Tag Archives: ceiling steel

LP Siding, Ceilings, and an Inspector’s questions!

This Monday, the Pole Barn Guru discussed attaching LP siding on a post frame home, installing ceiling panels, and an Inspector’s questions.

DEAR POLE BARN GURU: I am looking at the possibly of installing standard LP lap siding on a post frame home, in that case it would seem like I would need to go with vertical studs. As a look at cost and installation time, metal siding is starting to look a little better. TRENT in WALLA WALLA

DEAR TRENT: My own home features steel siding and wouldn’t consider doing it any other way. Besides being less expensive to install (both material and labor), steel siding will prove to be extremely durable and requires no maintenance. For sidings such as LP lap, you can still use bookshelf girts, reducing girt dimensions from 2×8 to 2×6 and placing vertical 2×4 nailers every two feet upon girt exterior face running from pressure preservative treated splash plank up to soffit supports. This results in a savings of around 20% in assembly framing lumber.


DEAR POLE BARN GURU: How far apart should the strapping be for installing metal on a ceiling. Trusses are 4ft apart metal is Tuff Rib 3/4 inch I think. BERNIE in ARMSTRONG

DEAR BERNIE: By “strapping” I will guess you are meaning supports for the steel ceiling liner panels. If you install panels perpendicular to trusses you can screw directly to bottom chords without any additional framing.

» **GIVEN DATA**
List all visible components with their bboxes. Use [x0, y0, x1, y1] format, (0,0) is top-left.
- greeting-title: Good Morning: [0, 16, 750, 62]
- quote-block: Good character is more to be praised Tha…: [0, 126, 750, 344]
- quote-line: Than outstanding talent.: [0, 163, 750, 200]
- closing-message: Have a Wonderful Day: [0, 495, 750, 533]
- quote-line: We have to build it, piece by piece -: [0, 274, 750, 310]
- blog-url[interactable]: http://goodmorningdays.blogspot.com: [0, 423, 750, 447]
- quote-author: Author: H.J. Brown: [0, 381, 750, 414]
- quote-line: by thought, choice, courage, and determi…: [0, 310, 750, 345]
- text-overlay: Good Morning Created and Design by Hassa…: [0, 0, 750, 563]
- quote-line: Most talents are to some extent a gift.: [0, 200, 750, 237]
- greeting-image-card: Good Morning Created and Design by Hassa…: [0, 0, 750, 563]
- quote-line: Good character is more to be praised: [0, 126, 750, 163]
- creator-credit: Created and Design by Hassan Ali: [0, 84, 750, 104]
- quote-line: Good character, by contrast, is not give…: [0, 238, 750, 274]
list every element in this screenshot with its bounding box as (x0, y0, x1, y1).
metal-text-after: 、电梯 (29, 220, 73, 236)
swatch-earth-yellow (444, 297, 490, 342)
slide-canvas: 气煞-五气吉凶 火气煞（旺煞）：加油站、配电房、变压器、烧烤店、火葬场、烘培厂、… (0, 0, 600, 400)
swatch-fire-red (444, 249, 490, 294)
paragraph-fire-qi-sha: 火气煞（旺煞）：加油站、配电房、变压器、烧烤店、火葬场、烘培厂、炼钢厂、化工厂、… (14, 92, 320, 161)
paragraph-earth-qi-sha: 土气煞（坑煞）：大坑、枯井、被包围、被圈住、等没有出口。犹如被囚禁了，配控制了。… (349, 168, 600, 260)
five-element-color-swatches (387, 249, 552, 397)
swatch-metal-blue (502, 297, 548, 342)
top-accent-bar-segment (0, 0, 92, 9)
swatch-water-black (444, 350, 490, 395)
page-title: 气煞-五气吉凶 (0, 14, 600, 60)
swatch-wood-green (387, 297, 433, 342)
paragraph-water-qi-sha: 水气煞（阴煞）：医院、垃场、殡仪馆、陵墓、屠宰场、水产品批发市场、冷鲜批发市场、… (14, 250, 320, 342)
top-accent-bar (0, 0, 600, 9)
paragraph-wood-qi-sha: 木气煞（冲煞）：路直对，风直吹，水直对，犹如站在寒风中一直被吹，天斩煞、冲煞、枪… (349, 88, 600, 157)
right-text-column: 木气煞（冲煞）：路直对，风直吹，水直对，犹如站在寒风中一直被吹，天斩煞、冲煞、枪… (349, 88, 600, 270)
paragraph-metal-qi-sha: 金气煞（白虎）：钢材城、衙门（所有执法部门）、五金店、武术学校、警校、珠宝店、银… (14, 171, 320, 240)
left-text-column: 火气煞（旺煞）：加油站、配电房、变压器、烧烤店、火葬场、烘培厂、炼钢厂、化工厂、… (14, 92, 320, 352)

» **TASK REQUIREMENTS**
a - Reproduce the pole barn advice column from "DEAR POLE BARN GURU: How" up to and including "any additional framing.".
b - Locate every line in the records that contains the string "left" and copy each such line.

» **OUTPUTS BY TASK**
a -
DEAR POLE BARN GURU: How far apart should the strapping be for installing metal on a ceiling. Trusses are 4ft apart metal is Tuff Rib 3/4 inch I think. BERNIE in ARMSTRONG

DEAR BERNIE: By “strapping” I will guess you are meaning supports for the steel ceiling liner panels. If you install panels perpendicular to trusses you can screw directly to bottom chords without any additional framing.

b -
List all visible components with their bboxes. Use [x0, y0, x1, y1] format, (0,0) is top-left.
left-text-column: 火气煞（旺煞）：加油站、配电房、变压器、烧烤店、火葬场、烘培厂、炼钢厂、化工厂、… (14, 92, 320, 352)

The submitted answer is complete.